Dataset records

--------------------------------

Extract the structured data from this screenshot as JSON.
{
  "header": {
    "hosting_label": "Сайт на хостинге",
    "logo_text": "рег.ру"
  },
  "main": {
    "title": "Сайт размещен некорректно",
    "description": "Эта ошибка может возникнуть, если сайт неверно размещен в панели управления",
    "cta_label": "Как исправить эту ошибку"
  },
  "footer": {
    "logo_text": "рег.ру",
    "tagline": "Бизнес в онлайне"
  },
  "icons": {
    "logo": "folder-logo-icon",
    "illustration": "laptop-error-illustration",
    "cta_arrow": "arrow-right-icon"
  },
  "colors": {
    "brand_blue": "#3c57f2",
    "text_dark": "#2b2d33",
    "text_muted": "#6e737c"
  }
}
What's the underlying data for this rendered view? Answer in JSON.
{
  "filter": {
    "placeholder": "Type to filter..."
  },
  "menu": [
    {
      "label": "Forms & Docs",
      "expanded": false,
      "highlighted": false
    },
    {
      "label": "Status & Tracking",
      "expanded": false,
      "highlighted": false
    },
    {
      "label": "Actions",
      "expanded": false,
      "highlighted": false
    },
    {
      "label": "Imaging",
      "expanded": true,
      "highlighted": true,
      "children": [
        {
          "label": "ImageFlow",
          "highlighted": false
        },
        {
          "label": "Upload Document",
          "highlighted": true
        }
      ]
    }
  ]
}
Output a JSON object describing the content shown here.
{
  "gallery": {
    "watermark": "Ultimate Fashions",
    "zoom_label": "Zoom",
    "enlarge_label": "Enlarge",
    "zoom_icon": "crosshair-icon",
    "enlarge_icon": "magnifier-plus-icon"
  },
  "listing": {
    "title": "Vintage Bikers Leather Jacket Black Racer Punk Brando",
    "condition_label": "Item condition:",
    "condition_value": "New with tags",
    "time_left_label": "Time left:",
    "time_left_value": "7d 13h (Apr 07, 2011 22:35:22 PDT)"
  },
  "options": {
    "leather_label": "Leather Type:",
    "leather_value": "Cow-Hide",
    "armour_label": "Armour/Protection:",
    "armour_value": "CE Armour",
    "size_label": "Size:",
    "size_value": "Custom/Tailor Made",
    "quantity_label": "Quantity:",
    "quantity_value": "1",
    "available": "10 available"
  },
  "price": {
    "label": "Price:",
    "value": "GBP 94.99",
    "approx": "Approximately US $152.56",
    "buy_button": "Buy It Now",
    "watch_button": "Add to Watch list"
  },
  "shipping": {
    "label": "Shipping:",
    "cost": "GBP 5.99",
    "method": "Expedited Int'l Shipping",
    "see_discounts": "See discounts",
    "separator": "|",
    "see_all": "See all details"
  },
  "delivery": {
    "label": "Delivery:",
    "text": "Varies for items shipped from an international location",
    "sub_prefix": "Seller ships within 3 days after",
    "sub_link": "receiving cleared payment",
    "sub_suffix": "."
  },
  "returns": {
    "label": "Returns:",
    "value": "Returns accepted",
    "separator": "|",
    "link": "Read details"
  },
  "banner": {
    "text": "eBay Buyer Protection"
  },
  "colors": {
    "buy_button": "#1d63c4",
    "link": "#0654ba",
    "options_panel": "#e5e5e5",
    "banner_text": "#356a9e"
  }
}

--------------------------------

The problem: Reproduce the complete data exactly as presented above.

Expected answer:
Extract the structured data from this screenshot as JSON.
{
  "header": {
    "hosting_label": "Сайт на хостинге",
    "logo_text": "рег.ру"
  },
  "main": {
    "title": "Сайт размещен некорректно",
    "description": "Эта ошибка может возникнуть, если сайт неверно размещен в панели управления",
    "cta_label": "Как исправить эту ошибку"
  },
  "footer": {
    "logo_text": "рег.ру",
    "tagline": "Бизнес в онлайне"
  },
  "icons": {
    "logo": "folder-logo-icon",
    "illustration": "laptop-error-illustration",
    "cta_arrow": "arrow-right-icon"
  },
  "colors": {
    "brand_blue": "#3c57f2",
    "text_dark": "#2b2d33",
    "text_muted": "#6e737c"
  }
}
What's the underlying data for this rendered view? Answer in JSON.
{
  "filter": {
    "placeholder": "Type to filter..."
  },
  "menu": [
    {
      "label": "Forms & Docs",
      "expanded": false,
      "highlighted": false
    },
    {
      "label": "Status & Tracking",
      "expanded": false,
      "highlighted": false
    },
    {
      "label": "Actions",
      "expanded": false,
      "highlighted": false
    },
    {
      "label": "Imaging",
      "expanded": true,
      "highlighted": true,
      "children": [
        {
          "label": "ImageFlow",
          "highlighted": false
        },
        {
          "label": "Upload Document",
          "highlighted": true
        }
      ]
    }
  ]
}
Output a JSON object describing the content shown here.
{
  "gallery": {
    "watermark": "Ultimate Fashions",
    "zoom_label": "Zoom",
    "enlarge_label": "Enlarge",
    "zoom_icon": "crosshair-icon",
    "enlarge_icon": "magnifier-plus-icon"
  },
  "listing": {
    "title": "Vintage Bikers Leather Jacket Black Racer Punk Brando",
    "condition_label": "Item condition:",
    "condition_value": "New with tags",
    "time_left_label": "Time left:",
    "time_left_value": "7d 13h (Apr 07, 2011 22:35:22 PDT)"
  },
  "options": {
    "leather_label": "Leather Type:",
    "leather_value": "Cow-Hide",
    "armour_label": "Armour/Protection:",
    "armour_value": "CE Armour",
    "size_label": "Size:",
    "size_value": "Custom/Tailor Made",
    "quantity_label": "Quantity:",
    "quantity_value": "1",
    "available": "10 available"
  },
  "price": {
    "label": "Price:",
    "value": "GBP 94.99",
    "approx": "Approximately US $152.56",
    "buy_button": "Buy It Now",
    "watch_button": "Add to Watch list"
  },
  "shipping": {
    "label": "Shipping:",
    "cost": "GBP 5.99",
    "method": "Expedited Int'l Shipping",
    "see_discounts": "See discounts",
    "separator": "|",
    "see_all": "See all details"
  },
  "delivery": {
    "label": "Delivery:",
    "text": "Varies for items shipped from an international location",
    "sub_prefix": "Seller ships within 3 days after",
    "sub_link": "receiving cleared payment",
    "sub_suffix": "."
  },
  "returns": {
    "label": "Returns:",
    "value": "Returns accepted",
    "separator": "|",
    "link": "Read details"
  },
  "banner": {
    "text": "eBay Buyer Protection"
  },
  "colors": {
    "buy_button": "#1d63c4",
    "link": "#0654ba",
    "options_panel": "#e5e5e5",
    "banner_text": "#356a9e"
  }
}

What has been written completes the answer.